** START **

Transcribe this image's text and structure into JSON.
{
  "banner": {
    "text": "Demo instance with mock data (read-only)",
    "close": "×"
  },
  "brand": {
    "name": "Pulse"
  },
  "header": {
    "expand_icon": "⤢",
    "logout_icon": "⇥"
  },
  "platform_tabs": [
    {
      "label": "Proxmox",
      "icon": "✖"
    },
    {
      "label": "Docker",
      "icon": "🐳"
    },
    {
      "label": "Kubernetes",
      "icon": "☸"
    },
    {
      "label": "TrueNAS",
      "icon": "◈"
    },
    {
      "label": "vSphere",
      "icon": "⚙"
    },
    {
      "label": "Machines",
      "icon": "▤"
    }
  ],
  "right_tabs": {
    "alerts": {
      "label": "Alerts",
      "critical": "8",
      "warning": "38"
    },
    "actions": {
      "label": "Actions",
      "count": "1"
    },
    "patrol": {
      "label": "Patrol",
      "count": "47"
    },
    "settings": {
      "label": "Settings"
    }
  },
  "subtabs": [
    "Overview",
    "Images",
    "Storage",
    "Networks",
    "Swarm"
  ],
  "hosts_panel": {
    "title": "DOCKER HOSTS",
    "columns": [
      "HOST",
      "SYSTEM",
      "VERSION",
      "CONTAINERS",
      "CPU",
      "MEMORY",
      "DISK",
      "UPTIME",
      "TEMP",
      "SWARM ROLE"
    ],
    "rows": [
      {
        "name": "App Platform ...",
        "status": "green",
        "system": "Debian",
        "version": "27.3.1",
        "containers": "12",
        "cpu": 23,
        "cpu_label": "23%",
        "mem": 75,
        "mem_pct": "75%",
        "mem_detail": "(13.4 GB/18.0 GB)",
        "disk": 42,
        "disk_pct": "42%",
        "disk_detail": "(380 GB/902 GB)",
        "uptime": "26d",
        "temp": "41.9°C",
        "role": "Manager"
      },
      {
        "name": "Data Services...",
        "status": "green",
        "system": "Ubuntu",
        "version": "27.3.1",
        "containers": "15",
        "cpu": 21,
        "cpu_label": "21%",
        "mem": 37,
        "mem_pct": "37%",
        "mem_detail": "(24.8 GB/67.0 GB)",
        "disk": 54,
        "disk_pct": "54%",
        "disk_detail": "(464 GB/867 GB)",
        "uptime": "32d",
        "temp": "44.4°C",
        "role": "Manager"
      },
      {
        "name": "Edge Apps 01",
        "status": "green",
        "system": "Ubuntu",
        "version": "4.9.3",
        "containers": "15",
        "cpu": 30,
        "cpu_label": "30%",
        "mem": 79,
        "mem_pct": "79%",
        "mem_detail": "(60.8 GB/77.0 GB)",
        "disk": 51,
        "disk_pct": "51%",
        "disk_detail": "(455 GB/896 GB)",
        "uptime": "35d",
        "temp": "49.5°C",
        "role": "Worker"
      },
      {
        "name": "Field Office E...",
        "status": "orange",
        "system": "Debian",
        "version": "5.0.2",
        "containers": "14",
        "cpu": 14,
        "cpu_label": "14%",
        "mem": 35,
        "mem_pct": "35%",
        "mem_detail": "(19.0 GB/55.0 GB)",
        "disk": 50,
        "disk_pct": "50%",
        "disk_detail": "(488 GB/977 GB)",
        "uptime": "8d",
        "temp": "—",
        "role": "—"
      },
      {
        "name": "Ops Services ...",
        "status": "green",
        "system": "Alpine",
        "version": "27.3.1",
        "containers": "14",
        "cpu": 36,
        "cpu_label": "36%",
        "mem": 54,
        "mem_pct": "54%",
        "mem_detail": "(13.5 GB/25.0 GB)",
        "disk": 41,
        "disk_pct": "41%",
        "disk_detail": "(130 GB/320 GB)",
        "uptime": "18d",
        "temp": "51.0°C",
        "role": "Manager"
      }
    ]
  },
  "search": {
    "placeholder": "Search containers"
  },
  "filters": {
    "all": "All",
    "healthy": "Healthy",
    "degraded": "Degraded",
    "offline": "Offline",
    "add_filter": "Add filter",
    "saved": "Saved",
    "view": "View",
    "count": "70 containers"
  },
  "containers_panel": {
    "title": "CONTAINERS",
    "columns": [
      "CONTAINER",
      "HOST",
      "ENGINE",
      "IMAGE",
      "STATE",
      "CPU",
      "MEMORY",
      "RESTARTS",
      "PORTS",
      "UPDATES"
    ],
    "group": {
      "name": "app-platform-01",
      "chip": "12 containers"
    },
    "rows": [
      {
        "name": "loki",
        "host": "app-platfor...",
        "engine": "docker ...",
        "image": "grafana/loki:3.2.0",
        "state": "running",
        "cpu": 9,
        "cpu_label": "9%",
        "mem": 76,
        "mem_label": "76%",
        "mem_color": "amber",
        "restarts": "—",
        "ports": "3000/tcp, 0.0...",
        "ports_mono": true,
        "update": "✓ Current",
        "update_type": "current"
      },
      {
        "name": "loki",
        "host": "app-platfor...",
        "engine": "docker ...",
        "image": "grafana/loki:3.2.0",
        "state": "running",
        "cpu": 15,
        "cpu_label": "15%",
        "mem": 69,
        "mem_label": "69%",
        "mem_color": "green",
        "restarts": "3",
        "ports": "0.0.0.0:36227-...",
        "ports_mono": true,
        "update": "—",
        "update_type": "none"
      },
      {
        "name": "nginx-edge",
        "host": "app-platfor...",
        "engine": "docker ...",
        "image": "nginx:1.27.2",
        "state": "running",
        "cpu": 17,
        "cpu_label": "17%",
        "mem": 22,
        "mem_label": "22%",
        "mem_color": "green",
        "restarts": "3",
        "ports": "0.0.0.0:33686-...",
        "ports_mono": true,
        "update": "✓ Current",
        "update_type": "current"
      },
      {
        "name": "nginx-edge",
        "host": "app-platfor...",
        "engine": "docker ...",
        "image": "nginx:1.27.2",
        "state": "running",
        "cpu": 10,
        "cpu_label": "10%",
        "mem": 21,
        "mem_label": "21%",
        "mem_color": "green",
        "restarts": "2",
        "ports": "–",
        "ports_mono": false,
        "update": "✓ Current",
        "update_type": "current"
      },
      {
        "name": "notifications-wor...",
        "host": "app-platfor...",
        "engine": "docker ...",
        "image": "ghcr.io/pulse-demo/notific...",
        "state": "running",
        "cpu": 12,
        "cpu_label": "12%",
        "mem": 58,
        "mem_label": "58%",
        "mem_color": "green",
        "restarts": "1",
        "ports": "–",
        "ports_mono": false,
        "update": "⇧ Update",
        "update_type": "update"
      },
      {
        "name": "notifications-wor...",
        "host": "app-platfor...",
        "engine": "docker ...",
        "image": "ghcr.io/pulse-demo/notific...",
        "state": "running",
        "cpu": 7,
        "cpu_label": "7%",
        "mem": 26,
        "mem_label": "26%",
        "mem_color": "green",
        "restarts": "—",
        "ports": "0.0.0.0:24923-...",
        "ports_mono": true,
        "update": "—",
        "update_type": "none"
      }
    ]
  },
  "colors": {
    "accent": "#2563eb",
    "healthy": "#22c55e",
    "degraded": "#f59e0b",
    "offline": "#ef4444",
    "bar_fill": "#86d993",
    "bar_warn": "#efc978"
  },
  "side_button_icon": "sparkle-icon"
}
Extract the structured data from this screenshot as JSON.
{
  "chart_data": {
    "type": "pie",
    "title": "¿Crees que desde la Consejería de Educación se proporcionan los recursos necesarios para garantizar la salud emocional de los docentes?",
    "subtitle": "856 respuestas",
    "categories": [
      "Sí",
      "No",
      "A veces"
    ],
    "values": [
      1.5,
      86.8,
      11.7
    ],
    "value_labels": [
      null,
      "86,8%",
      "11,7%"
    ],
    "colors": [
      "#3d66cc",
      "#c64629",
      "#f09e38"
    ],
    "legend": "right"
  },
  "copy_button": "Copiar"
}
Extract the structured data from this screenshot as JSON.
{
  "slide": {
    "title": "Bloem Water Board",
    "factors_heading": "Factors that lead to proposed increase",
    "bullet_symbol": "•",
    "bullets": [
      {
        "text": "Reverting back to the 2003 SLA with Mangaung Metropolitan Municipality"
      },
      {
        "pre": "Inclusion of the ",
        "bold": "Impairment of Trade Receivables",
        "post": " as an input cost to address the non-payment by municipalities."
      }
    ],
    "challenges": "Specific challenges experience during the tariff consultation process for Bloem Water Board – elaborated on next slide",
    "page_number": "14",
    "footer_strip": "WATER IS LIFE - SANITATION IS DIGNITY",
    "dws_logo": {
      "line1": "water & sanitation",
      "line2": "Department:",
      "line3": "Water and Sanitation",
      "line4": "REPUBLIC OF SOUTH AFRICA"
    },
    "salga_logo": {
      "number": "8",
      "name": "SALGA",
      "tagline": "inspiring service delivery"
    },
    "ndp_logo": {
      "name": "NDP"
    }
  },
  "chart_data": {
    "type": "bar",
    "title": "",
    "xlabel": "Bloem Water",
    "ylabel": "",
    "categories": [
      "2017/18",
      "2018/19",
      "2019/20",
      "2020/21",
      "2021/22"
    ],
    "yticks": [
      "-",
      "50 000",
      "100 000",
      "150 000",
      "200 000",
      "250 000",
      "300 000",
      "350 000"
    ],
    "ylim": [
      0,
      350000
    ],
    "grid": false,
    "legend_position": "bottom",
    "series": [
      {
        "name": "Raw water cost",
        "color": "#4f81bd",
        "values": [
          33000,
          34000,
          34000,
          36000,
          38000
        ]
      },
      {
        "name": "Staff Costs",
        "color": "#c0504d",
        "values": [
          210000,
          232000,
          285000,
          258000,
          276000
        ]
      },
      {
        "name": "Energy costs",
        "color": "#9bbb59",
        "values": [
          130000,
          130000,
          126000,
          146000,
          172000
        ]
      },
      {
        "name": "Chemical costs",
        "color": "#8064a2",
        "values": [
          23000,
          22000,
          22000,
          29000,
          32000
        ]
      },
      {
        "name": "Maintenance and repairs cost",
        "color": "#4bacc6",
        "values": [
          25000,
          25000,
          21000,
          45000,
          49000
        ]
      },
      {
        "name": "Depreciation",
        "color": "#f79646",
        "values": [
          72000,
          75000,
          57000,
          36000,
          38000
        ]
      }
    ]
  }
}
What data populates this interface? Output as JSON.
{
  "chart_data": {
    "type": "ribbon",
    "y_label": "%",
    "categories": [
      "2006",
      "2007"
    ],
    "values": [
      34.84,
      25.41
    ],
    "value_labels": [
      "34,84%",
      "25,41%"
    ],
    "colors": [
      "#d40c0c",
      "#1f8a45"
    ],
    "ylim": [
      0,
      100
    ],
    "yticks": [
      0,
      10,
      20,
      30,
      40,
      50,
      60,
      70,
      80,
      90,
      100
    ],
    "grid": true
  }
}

** END **

* [Problem details] Show all lines above holding "Board".

* [Final answer]
    "title": "Bloem Water Board",
    "challenges": "Specific challenges experience during the tariff consultation process for Bloem Water Board – elaborated on next slide",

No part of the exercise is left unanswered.